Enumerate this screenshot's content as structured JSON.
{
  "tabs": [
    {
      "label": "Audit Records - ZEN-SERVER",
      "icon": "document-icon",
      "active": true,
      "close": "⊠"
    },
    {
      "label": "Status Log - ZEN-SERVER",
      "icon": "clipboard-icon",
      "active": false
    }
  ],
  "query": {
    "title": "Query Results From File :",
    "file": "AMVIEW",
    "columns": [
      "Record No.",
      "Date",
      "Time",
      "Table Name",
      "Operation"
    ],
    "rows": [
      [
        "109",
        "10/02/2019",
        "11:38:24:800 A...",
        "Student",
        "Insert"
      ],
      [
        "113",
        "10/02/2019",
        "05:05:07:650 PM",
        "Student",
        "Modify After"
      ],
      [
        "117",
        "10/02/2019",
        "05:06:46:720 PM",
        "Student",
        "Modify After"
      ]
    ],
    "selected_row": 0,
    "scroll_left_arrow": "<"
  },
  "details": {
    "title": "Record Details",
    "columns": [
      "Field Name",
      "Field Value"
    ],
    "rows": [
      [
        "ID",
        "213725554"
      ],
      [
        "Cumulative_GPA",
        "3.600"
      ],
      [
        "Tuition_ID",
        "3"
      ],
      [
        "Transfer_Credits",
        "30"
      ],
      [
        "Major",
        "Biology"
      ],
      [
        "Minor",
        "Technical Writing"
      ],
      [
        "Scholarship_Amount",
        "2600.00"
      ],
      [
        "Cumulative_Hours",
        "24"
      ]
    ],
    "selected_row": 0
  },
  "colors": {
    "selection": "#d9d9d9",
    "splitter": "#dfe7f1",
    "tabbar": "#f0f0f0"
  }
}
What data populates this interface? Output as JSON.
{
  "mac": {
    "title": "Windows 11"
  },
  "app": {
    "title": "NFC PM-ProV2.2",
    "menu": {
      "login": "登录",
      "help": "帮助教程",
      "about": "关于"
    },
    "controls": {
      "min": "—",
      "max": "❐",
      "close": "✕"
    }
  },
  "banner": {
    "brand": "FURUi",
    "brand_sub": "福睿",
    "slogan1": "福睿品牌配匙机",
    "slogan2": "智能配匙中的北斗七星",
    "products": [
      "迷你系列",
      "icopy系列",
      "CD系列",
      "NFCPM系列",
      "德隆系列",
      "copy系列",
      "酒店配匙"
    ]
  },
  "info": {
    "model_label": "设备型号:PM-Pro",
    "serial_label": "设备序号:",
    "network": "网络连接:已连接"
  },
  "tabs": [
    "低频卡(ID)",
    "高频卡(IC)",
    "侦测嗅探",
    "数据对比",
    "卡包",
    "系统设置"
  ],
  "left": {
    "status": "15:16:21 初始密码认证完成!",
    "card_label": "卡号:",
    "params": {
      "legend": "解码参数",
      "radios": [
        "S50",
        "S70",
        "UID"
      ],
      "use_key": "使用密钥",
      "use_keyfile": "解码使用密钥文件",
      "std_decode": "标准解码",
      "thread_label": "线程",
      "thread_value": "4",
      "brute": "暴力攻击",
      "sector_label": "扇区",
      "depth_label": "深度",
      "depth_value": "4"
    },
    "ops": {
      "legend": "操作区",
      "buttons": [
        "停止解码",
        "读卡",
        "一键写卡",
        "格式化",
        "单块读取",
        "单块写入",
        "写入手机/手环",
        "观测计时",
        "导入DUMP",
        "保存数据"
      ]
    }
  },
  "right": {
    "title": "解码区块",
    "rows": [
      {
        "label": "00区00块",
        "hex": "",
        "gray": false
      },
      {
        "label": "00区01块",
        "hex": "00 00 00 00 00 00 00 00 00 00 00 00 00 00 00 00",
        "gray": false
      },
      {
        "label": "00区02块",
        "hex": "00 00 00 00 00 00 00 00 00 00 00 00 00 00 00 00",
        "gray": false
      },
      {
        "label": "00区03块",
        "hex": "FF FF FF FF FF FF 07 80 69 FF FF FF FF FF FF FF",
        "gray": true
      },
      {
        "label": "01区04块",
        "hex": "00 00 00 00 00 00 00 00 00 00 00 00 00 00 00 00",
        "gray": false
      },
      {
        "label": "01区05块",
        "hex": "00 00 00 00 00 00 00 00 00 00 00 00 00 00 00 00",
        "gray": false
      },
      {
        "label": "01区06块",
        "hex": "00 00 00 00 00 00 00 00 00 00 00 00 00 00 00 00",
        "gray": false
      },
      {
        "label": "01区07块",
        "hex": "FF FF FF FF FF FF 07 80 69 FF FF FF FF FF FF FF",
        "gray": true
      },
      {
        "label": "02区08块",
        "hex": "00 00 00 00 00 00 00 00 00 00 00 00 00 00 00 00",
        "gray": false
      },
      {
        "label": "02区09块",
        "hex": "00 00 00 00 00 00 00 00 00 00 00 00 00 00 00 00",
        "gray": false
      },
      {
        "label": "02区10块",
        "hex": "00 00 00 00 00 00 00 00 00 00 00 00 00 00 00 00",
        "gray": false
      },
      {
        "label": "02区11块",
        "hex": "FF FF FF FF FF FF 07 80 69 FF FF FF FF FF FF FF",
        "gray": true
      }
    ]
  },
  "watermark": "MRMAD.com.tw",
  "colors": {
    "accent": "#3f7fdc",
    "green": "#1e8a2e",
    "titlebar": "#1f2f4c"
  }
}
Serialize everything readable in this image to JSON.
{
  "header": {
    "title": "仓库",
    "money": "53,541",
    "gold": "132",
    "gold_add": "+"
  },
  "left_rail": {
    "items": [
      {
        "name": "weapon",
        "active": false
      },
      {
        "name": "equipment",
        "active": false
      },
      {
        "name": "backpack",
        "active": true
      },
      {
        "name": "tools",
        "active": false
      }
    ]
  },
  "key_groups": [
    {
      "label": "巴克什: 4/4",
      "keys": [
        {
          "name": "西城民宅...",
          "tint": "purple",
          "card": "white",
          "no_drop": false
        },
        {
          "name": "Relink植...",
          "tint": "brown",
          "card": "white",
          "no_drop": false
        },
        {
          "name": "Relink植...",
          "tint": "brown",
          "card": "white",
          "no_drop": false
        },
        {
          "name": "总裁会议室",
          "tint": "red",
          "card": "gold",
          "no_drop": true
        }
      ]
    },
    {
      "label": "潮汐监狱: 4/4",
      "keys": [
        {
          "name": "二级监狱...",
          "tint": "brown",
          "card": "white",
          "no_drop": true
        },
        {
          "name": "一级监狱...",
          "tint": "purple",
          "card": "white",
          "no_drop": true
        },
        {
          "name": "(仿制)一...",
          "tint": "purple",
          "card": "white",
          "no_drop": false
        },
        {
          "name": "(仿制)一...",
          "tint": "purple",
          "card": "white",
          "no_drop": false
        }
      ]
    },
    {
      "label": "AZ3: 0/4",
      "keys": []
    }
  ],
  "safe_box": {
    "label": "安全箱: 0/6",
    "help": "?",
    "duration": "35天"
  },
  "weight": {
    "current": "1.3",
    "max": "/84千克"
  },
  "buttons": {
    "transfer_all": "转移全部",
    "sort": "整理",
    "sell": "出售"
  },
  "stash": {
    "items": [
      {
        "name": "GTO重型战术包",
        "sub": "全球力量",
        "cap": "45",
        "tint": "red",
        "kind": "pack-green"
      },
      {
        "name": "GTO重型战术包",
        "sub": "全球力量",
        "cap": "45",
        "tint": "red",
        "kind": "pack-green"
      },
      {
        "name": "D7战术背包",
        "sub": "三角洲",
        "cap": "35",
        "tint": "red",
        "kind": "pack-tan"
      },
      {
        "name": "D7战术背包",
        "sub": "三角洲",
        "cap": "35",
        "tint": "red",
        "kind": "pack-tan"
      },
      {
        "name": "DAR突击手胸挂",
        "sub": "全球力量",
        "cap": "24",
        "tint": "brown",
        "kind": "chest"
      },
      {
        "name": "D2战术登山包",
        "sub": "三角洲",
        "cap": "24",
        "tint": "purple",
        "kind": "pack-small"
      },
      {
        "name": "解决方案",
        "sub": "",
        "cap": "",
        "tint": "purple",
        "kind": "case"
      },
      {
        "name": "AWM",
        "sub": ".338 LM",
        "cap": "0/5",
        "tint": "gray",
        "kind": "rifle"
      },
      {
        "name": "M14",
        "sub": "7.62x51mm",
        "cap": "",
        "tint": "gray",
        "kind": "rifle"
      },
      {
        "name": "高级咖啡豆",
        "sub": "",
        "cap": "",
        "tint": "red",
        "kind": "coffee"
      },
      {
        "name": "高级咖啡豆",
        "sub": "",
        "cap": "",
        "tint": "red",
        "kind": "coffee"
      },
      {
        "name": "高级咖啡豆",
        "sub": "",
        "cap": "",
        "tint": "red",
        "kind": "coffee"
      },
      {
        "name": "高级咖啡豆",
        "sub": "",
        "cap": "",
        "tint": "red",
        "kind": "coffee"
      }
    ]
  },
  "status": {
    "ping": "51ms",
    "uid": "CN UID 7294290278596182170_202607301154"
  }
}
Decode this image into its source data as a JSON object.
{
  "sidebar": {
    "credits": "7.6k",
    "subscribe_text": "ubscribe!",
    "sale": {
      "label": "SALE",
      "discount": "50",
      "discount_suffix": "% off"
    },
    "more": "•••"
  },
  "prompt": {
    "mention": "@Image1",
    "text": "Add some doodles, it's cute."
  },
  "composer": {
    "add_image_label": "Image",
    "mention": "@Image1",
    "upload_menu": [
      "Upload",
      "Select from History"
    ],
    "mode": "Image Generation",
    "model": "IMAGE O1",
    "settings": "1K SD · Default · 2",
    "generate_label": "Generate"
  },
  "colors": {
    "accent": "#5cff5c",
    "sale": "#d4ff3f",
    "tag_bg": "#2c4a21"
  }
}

● ● ● ● ●

• [Requirements] Collect the lines of the data that carry the word "SERVER".

• [Output of the exercise]
      "label": "Audit Records - ZEN-SERVER",
      "label": "Status Log - ZEN-SERVER",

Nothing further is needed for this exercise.